### THE PROBLEM
Omit the images. Copy each entry word for word.

### DATASET EXCERPTS
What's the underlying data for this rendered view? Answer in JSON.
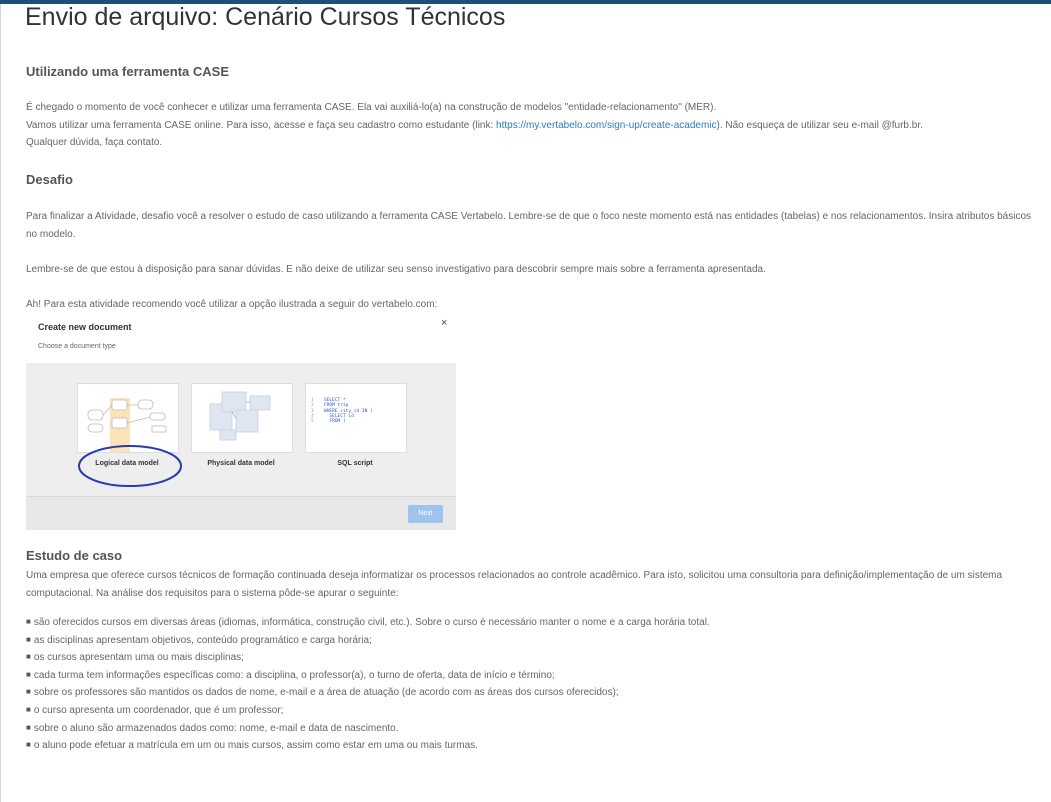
{
  "page_title": "Envio de arquivo: Cenário Cursos Técnicos",
  "section1": {
    "heading": "Utilizando uma ferramenta CASE",
    "para1": "É chegado o momento de você conhecer e utilizar uma ferramenta CASE. Ela vai auxiliá-lo(a) na construção de modelos \"entidade-relacionamento\" (MER).",
    "para2_before": "Vamos utilizar uma ferramenta CASE online. Para isso, acesse e faça seu cadastro como estudante (link: ",
    "para2_link": "https://my.vertabelo.com/sign-up/create-academic",
    "para2_after": "). Não esqueça de utilizar seu e-mail @furb.br.",
    "para3": "Qualquer dúvida, faça contato."
  },
  "section2": {
    "heading": "Desafio",
    "para1": "Para finalizar a Atividade, desafio você a resolver o estudo de caso utilizando a ferramenta CASE Vertabelo. Lembre-se de que o foco neste momento está nas entidades (tabelas) e nos relacionamentos. Insira atributos básicos no modelo.",
    "para2": "Lembre-se de que estou à disposição para sanar dúvidas. E não deixe de utilizar seu senso investigativo para descobrir sempre mais sobre a ferramenta apresentada.",
    "para3": "Ah! Para esta atividade recomendo você utilizar a opção ilustrada a seguir do vertabelo.com:"
  },
  "dialog": {
    "title": "Create new document",
    "subtitle": "Choose a document type",
    "close": "×",
    "options": [
      "Logical data model",
      "Physical data model",
      "SQL script"
    ],
    "sql_lines": [
      "1",
      "2",
      "3",
      "4",
      "5"
    ],
    "sql_code": [
      "SELECT *",
      "FROM trip",
      "WHERE city_id IN (",
      "  SELECT id",
      "  FROM (",
      ""
    ],
    "next_label": "Next"
  },
  "section3": {
    "heading": "Estudo de caso",
    "para1": "Uma empresa que oferece cursos técnicos de formação continuada deseja informatizar os processos relacionados ao controle acadêmico. Para isto, solicitou  uma consultoria para definição/implementação de um sistema computacional. Na análise dos requisitos para o sistema pôde-se apurar o seguinte:",
    "bullet_marker": "■",
    "bullets": [
      "são oferecidos cursos em diversas áreas (idiomas, informática, construção civil, etc.). Sobre o curso é necessário manter o nome e a carga horária total.",
      "as disciplinas apresentam objetivos, conteúdo programático e carga horária;",
      "os cursos apresentam uma ou mais disciplinas;",
      "cada turma tem informações específicas como: a disciplina, o professor(a), o turno de oferta, data de início e término;",
      "sobre os professores são mantidos os dados de nome, e-mail e a área de atuação (de acordo com as áreas dos cursos oferecidos);",
      "o curso apresenta um coordenador, que é um professor;",
      "sobre o aluno são armazenados dados como: nome, e-mail e data de nascimento.",
      "o aluno pode efetuar a matrícula em um ou mais cursos, assim como estar em uma ou mais turmas."
    ]
  },
  "colors": {
    "top_bar": "#1f4e79",
    "link": "#2e7bbf",
    "highlight_circle": "#2b3bb0",
    "next_button": "#9fc3ef"
  }
}
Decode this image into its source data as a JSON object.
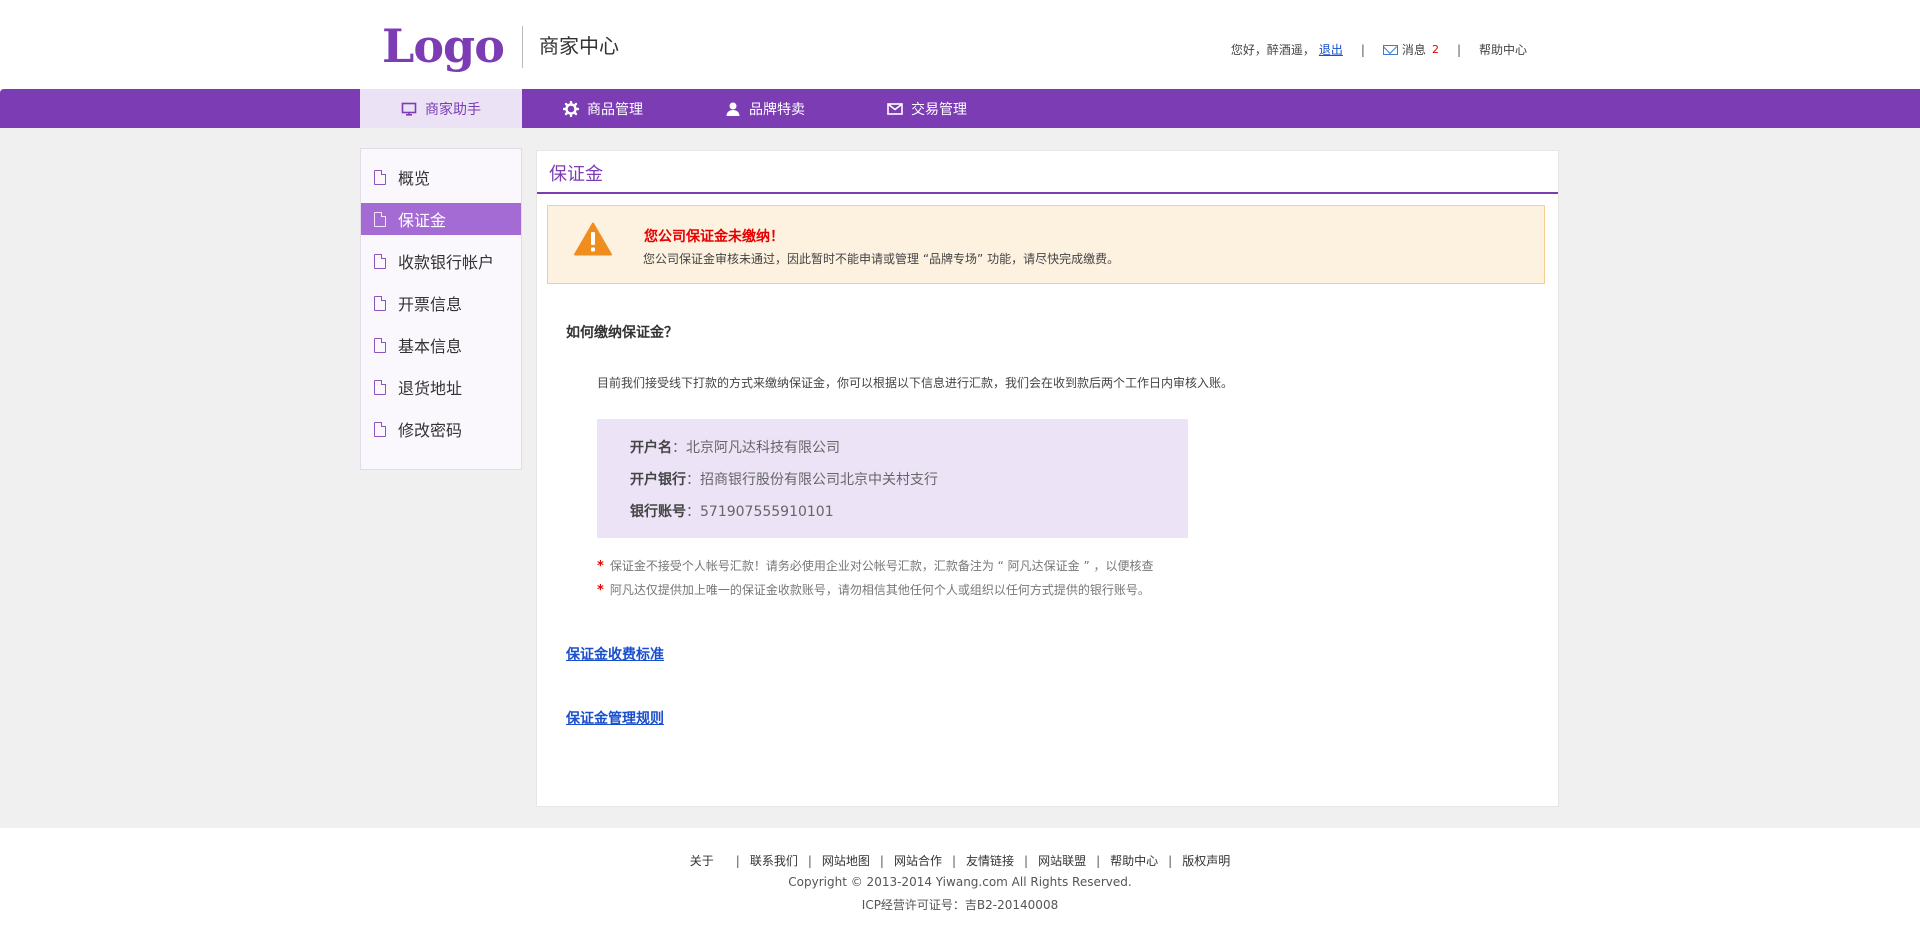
{
  "header": {
    "logo": "Logo",
    "site_title": "商家中心",
    "greeting": "您好，醉酒遥，",
    "logout": "退出",
    "messages_label": "消息",
    "messages_count": "2",
    "help": "帮助中心",
    "separator": "|"
  },
  "nav": {
    "items": [
      {
        "label": "商家助手",
        "icon": "monitor-icon"
      },
      {
        "label": "商品管理",
        "icon": "gear-icon"
      },
      {
        "label": "品牌特卖",
        "icon": "user-icon"
      },
      {
        "label": "交易管理",
        "icon": "mail-icon"
      }
    ]
  },
  "sidebar": {
    "items": [
      {
        "label": "概览"
      },
      {
        "label": "保证金"
      },
      {
        "label": "收款银行帐户"
      },
      {
        "label": "开票信息"
      },
      {
        "label": "基本信息"
      },
      {
        "label": "退货地址"
      },
      {
        "label": "修改密码"
      }
    ]
  },
  "main": {
    "title": "保证金",
    "alert_title": "您公司保证金未缴纳！",
    "alert_text": "您公司保证金审核未通过，因此暂时不能申请或管理 “品牌专场” 功能，请尽快完成缴费。",
    "how_title": "如何缴纳保证金？",
    "how_text": "目前我们接受线下打款的方式来缴纳保证金，你可以根据以下信息进行汇款，我们会在收到款后两个工作日内审核入账。",
    "bank": {
      "name_label": "开户名",
      "name_value": "：北京阿凡达科技有限公司",
      "bank_label": "开户银行",
      "bank_value": "：招商银行股份有限公司北京中关村支行",
      "account_label": "银行账号",
      "account_value": "：571907555910101"
    },
    "note_star": "*",
    "notes": [
      "保证金不接受个人帐号汇款！请务必使用企业对公帐号汇款，汇款备注为 “ 阿凡达保证金 ” ，以便核查",
      "阿凡达仅提供加上唯一的保证金收款账号，请勿相信其他任何个人或组织以任何方式提供的银行账号。"
    ],
    "link_fees": "保证金收费标准",
    "link_rules": "保证金管理规则"
  },
  "footer": {
    "links": [
      "关于",
      "联系我们",
      "网站地图",
      "网站合作",
      "友情链接",
      "网站联盟",
      "帮助中心",
      "版权声明"
    ],
    "separator": "|",
    "copyright": "Copyright © 2013-2014 Yiwang.com All Rights Reserved.",
    "icp": "ICP经营许可证号：吉B2-20140008"
  },
  "colors": {
    "brand": "#7b3cb4",
    "sidebar_active": "#a36bd3",
    "alert_bg": "#fdf1e0",
    "alert_text": "#e60000",
    "bank_box_bg": "#ece3f6"
  }
}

### TASK ANSWER
What's the underlying data for this rendered view? Answer in JSON.
{
  "page_title": "Envio de arquivo: Cenário Cursos Técnicos",
  "section1": {
    "heading": "Utilizando uma ferramenta CASE",
    "para1": "É chegado o momento de você conhecer e utilizar uma ferramenta CASE. Ela vai auxiliá-lo(a) na construção de modelos \"entidade-relacionamento\" (MER).",
    "para2_before": "Vamos utilizar uma ferramenta CASE online. Para isso, acesse e faça seu cadastro como estudante (link: ",
    "para2_link": "https://my.vertabelo.com/sign-up/create-academic",
    "para2_after": "). Não esqueça de utilizar seu e-mail @furb.br.",
    "para3": "Qualquer dúvida, faça contato."
  },
  "section2": {
    "heading": "Desafio",
    "para1": "Para finalizar a Atividade, desafio você a resolver o estudo de caso utilizando a ferramenta CASE Vertabelo. Lembre-se de que o foco neste momento está nas entidades (tabelas) e nos relacionamentos. Insira atributos básicos no modelo.",
    "para2": "Lembre-se de que estou à disposição para sanar dúvidas. E não deixe de utilizar seu senso investigativo para descobrir sempre mais sobre a ferramenta apresentada.",
    "para3": "Ah! Para esta atividade recomendo você utilizar a opção ilustrada a seguir do vertabelo.com:"
  },
  "dialog": {
    "title": "Create new document",
    "subtitle": "Choose a document type",
    "close": "×",
    "options": [
      "Logical data model",
      "Physical data model",
      "SQL script"
    ],
    "sql_lines": [
      "1",
      "2",
      "3",
      "4",
      "5"
    ],
    "sql_code": [
      "SELECT *",
      "FROM trip",
      "WHERE city_id IN (",
      "  SELECT id",
      "  FROM (",
      ""
    ],
    "next_label": "Next"
  },
  "section3": {
    "heading": "Estudo de caso",
    "para1": "Uma empresa que oferece cursos técnicos de formação continuada deseja informatizar os processos relacionados ao controle acadêmico. Para isto, solicitou  uma consultoria para definição/implementação de um sistema computacional. Na análise dos requisitos para o sistema pôde-se apurar o seguinte:",
    "bullet_marker": "■",
    "bullets": [
      "são oferecidos cursos em diversas áreas (idiomas, informática, construção civil, etc.). Sobre o curso é necessário manter o nome e a carga horária total.",
      "as disciplinas apresentam objetivos, conteúdo programático e carga horária;",
      "os cursos apresentam uma ou mais disciplinas;",
      "cada turma tem informações específicas como: a disciplina, o professor(a), o turno de oferta, data de início e término;",
      "sobre os professores são mantidos os dados de nome, e-mail e a área de atuação (de acordo com as áreas dos cursos oferecidos);",
      "o curso apresenta um coordenador, que é um professor;",
      "sobre o aluno são armazenados dados como: nome, e-mail e data de nascimento.",
      "o aluno pode efetuar a matrícula em um ou mais cursos, assim como estar em uma ou mais turmas."
    ]
  },
  "colors": {
    "top_bar": "#1f4e79",
    "link": "#2e7bbf",
    "highlight_circle": "#2b3bb0",
    "next_button": "#9fc3ef"
  }
}
Decode this image into its source data as a JSON object.
{
  "header": {
    "logo": "Logo",
    "site_title": "商家中心",
    "greeting": "您好，醉酒遥，",
    "logout": "退出",
    "messages_label": "消息",
    "messages_count": "2",
    "help": "帮助中心",
    "separator": "|"
  },
  "nav": {
    "items": [
      {
        "label": "商家助手",
        "icon": "monitor-icon"
      },
      {
        "label": "商品管理",
        "icon": "gear-icon"
      },
      {
        "label": "品牌特卖",
        "icon": "user-icon"
      },
      {
        "label": "交易管理",
        "icon": "mail-icon"
      }
    ]
  },
  "sidebar": {
    "items": [
      {
        "label": "概览"
      },
      {
        "label": "保证金"
      },
      {
        "label": "收款银行帐户"
      },
      {
        "label": "开票信息"
      },
      {
        "label": "基本信息"
      },
      {
        "label": "退货地址"
      },
      {
        "label": "修改密码"
      }
    ]
  },
  "main": {
    "title": "保证金",
    "alert_title": "您公司保证金未缴纳！",
    "alert_text": "您公司保证金审核未通过，因此暂时不能申请或管理 “品牌专场” 功能，请尽快完成缴费。",
    "how_title": "如何缴纳保证金？",
    "how_text": "目前我们接受线下打款的方式来缴纳保证金，你可以根据以下信息进行汇款，我们会在收到款后两个工作日内审核入账。",
    "bank": {
      "name_label": "开户名",
      "name_value": "：北京阿凡达科技有限公司",
      "bank_label": "开户银行",
      "bank_value": "：招商银行股份有限公司北京中关村支行",
      "account_label": "银行账号",
      "account_value": "：571907555910101"
    },
    "note_star": "*",
    "notes": [
      "保证金不接受个人帐号汇款！请务必使用企业对公帐号汇款，汇款备注为 “ 阿凡达保证金 ” ，以便核查",
      "阿凡达仅提供加上唯一的保证金收款账号，请勿相信其他任何个人或组织以任何方式提供的银行账号。"
    ],
    "link_fees": "保证金收费标准",
    "link_rules": "保证金管理规则"
  },
  "footer": {
    "links": [
      "关于",
      "联系我们",
      "网站地图",
      "网站合作",
      "友情链接",
      "网站联盟",
      "帮助中心",
      "版权声明"
    ],
    "separator": "|",
    "copyright": "Copyright © 2013-2014 Yiwang.com All Rights Reserved.",
    "icp": "ICP经营许可证号：吉B2-20140008"
  },
  "colors": {
    "brand": "#7b3cb4",
    "sidebar_active": "#a36bd3",
    "alert_bg": "#fdf1e0",
    "alert_text": "#e60000",
    "bank_box_bg": "#ece3f6"
  }
}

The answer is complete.